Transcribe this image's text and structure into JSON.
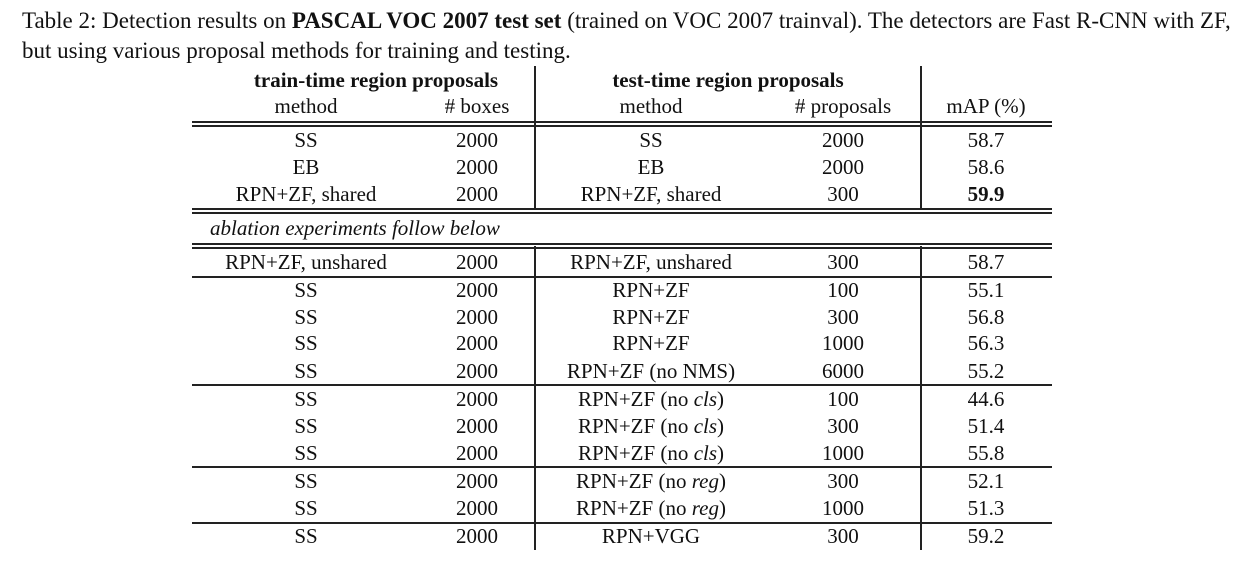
{
  "caption": {
    "prefix": "Table 2: Detection results on ",
    "bold": "PASCAL VOC 2007 test set",
    "suffix": " (trained on VOC 2007 trainval). The detectors are Fast R-CNN with ZF, but using various proposal methods for training and testing."
  },
  "header": {
    "group_train": "train-time region proposals",
    "group_test": "test-time region proposals",
    "col_method": "method",
    "col_boxes": "# boxes",
    "col_test_method": "method",
    "col_proposals": "# proposals",
    "col_map": "mAP (%)"
  },
  "section_note": "ablation experiments follow below",
  "rows": [
    {
      "train": "SS",
      "boxes": "2000",
      "test": "SS",
      "test_em": "",
      "test_tail": "",
      "proposals": "2000",
      "map": "58.7",
      "map_bold": false
    },
    {
      "train": "EB",
      "boxes": "2000",
      "test": "EB",
      "test_em": "",
      "test_tail": "",
      "proposals": "2000",
      "map": "58.6",
      "map_bold": false
    },
    {
      "train": "RPN+ZF, shared",
      "boxes": "2000",
      "test": "RPN+ZF, shared",
      "test_em": "",
      "test_tail": "",
      "proposals": "300",
      "map": "59.9",
      "map_bold": true
    },
    {
      "train": "RPN+ZF, unshared",
      "boxes": "2000",
      "test": "RPN+ZF, unshared",
      "test_em": "",
      "test_tail": "",
      "proposals": "300",
      "map": "58.7",
      "map_bold": false
    },
    {
      "train": "SS",
      "boxes": "2000",
      "test": "RPN+ZF",
      "test_em": "",
      "test_tail": "",
      "proposals": "100",
      "map": "55.1",
      "map_bold": false
    },
    {
      "train": "SS",
      "boxes": "2000",
      "test": "RPN+ZF",
      "test_em": "",
      "test_tail": "",
      "proposals": "300",
      "map": "56.8",
      "map_bold": false
    },
    {
      "train": "SS",
      "boxes": "2000",
      "test": "RPN+ZF",
      "test_em": "",
      "test_tail": "",
      "proposals": "1000",
      "map": "56.3",
      "map_bold": false
    },
    {
      "train": "SS",
      "boxes": "2000",
      "test": "RPN+ZF (no NMS)",
      "test_em": "",
      "test_tail": "",
      "proposals": "6000",
      "map": "55.2",
      "map_bold": false
    },
    {
      "train": "SS",
      "boxes": "2000",
      "test": "RPN+ZF (no ",
      "test_em": "cls",
      "test_tail": ")",
      "proposals": "100",
      "map": "44.6",
      "map_bold": false
    },
    {
      "train": "SS",
      "boxes": "2000",
      "test": "RPN+ZF (no ",
      "test_em": "cls",
      "test_tail": ")",
      "proposals": "300",
      "map": "51.4",
      "map_bold": false
    },
    {
      "train": "SS",
      "boxes": "2000",
      "test": "RPN+ZF (no ",
      "test_em": "cls",
      "test_tail": ")",
      "proposals": "1000",
      "map": "55.8",
      "map_bold": false
    },
    {
      "train": "SS",
      "boxes": "2000",
      "test": "RPN+ZF (no ",
      "test_em": "reg",
      "test_tail": ")",
      "proposals": "300",
      "map": "52.1",
      "map_bold": false
    },
    {
      "train": "SS",
      "boxes": "2000",
      "test": "RPN+ZF (no ",
      "test_em": "reg",
      "test_tail": ")",
      "proposals": "1000",
      "map": "51.3",
      "map_bold": false
    },
    {
      "train": "SS",
      "boxes": "2000",
      "test": "RPN+VGG",
      "test_em": "",
      "test_tail": "",
      "proposals": "300",
      "map": "59.2",
      "map_bold": false
    }
  ]
}
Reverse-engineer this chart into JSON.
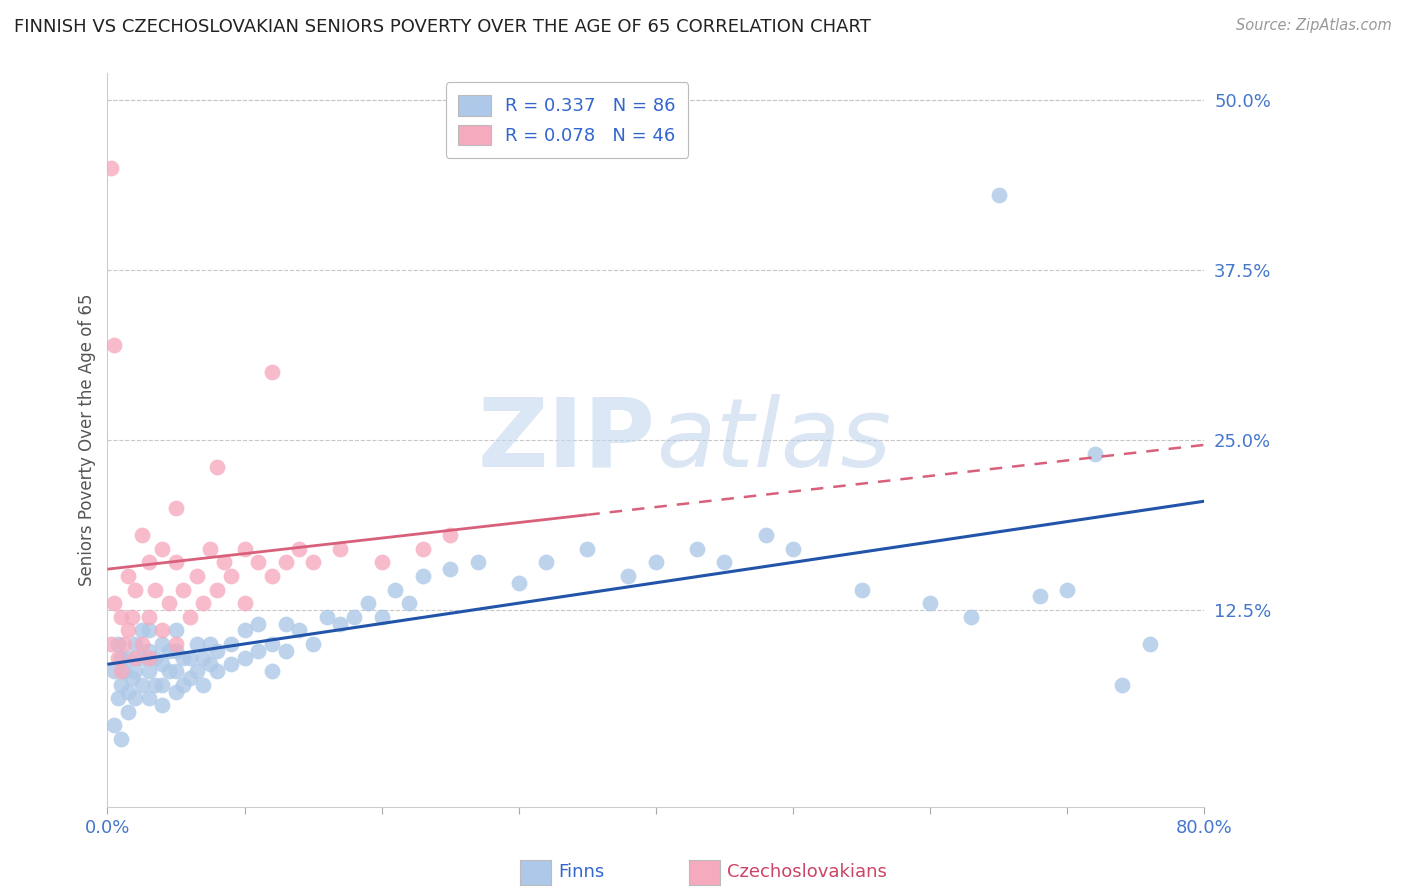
{
  "title": "FINNISH VS CZECHOSLOVAKIAN SENIORS POVERTY OVER THE AGE OF 65 CORRELATION CHART",
  "source": "Source: ZipAtlas.com",
  "ylabel": "Seniors Poverty Over the Age of 65",
  "background_color": "#ffffff",
  "finn_color": "#adc8e8",
  "czech_color": "#f5aabe",
  "finn_line_color": "#2255aa",
  "czech_line_color": "#d9607a",
  "legend_finn_label": "R = 0.337   N = 86",
  "legend_czech_label": "R = 0.078   N = 46",
  "watermark_zip": "ZIP",
  "watermark_atlas": "atlas",
  "xlim": [
    0.0,
    0.8
  ],
  "ylim": [
    -0.02,
    0.52
  ],
  "finn_x": [
    0.005,
    0.008,
    0.01,
    0.01,
    0.012,
    0.015,
    0.015,
    0.018,
    0.02,
    0.02,
    0.02,
    0.025,
    0.025,
    0.025,
    0.03,
    0.03,
    0.03,
    0.03,
    0.035,
    0.035,
    0.04,
    0.04,
    0.04,
    0.04,
    0.045,
    0.045,
    0.05,
    0.05,
    0.05,
    0.05,
    0.055,
    0.055,
    0.06,
    0.06,
    0.065,
    0.065,
    0.07,
    0.07,
    0.075,
    0.075,
    0.08,
    0.08,
    0.09,
    0.09,
    0.1,
    0.1,
    0.11,
    0.11,
    0.12,
    0.12,
    0.13,
    0.13,
    0.14,
    0.15,
    0.16,
    0.17,
    0.18,
    0.19,
    0.2,
    0.21,
    0.22,
    0.23,
    0.25,
    0.27,
    0.3,
    0.32,
    0.35,
    0.38,
    0.4,
    0.43,
    0.45,
    0.48,
    0.5,
    0.55,
    0.6,
    0.63,
    0.65,
    0.68,
    0.7,
    0.72,
    0.74,
    0.76,
    0.005,
    0.008,
    0.01,
    0.015
  ],
  "finn_y": [
    0.08,
    0.1,
    0.07,
    0.09,
    0.08,
    0.065,
    0.09,
    0.075,
    0.06,
    0.08,
    0.1,
    0.07,
    0.09,
    0.11,
    0.06,
    0.08,
    0.095,
    0.11,
    0.07,
    0.09,
    0.055,
    0.07,
    0.085,
    0.1,
    0.08,
    0.095,
    0.065,
    0.08,
    0.095,
    0.11,
    0.07,
    0.09,
    0.075,
    0.09,
    0.08,
    0.1,
    0.07,
    0.09,
    0.085,
    0.1,
    0.08,
    0.095,
    0.085,
    0.1,
    0.09,
    0.11,
    0.095,
    0.115,
    0.08,
    0.1,
    0.095,
    0.115,
    0.11,
    0.1,
    0.12,
    0.115,
    0.12,
    0.13,
    0.12,
    0.14,
    0.13,
    0.15,
    0.155,
    0.16,
    0.145,
    0.16,
    0.17,
    0.15,
    0.16,
    0.17,
    0.16,
    0.18,
    0.17,
    0.14,
    0.13,
    0.12,
    0.43,
    0.135,
    0.14,
    0.24,
    0.07,
    0.1,
    0.04,
    0.06,
    0.03,
    0.05
  ],
  "czech_x": [
    0.003,
    0.005,
    0.008,
    0.01,
    0.01,
    0.012,
    0.015,
    0.015,
    0.018,
    0.02,
    0.02,
    0.025,
    0.025,
    0.03,
    0.03,
    0.03,
    0.035,
    0.04,
    0.04,
    0.045,
    0.05,
    0.05,
    0.055,
    0.06,
    0.065,
    0.07,
    0.075,
    0.08,
    0.085,
    0.09,
    0.1,
    0.1,
    0.11,
    0.12,
    0.13,
    0.14,
    0.15,
    0.17,
    0.2,
    0.23,
    0.25,
    0.003,
    0.005,
    0.12,
    0.08,
    0.05
  ],
  "czech_y": [
    0.1,
    0.13,
    0.09,
    0.08,
    0.12,
    0.1,
    0.11,
    0.15,
    0.12,
    0.09,
    0.14,
    0.1,
    0.18,
    0.09,
    0.12,
    0.16,
    0.14,
    0.11,
    0.17,
    0.13,
    0.1,
    0.16,
    0.14,
    0.12,
    0.15,
    0.13,
    0.17,
    0.14,
    0.16,
    0.15,
    0.13,
    0.17,
    0.16,
    0.15,
    0.16,
    0.17,
    0.16,
    0.17,
    0.16,
    0.17,
    0.18,
    0.45,
    0.32,
    0.3,
    0.23,
    0.2
  ]
}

- STATED EXERCISE -
Your answer should be a single number: the count of lines that contain "region".

- RIGHT ANSWER -
2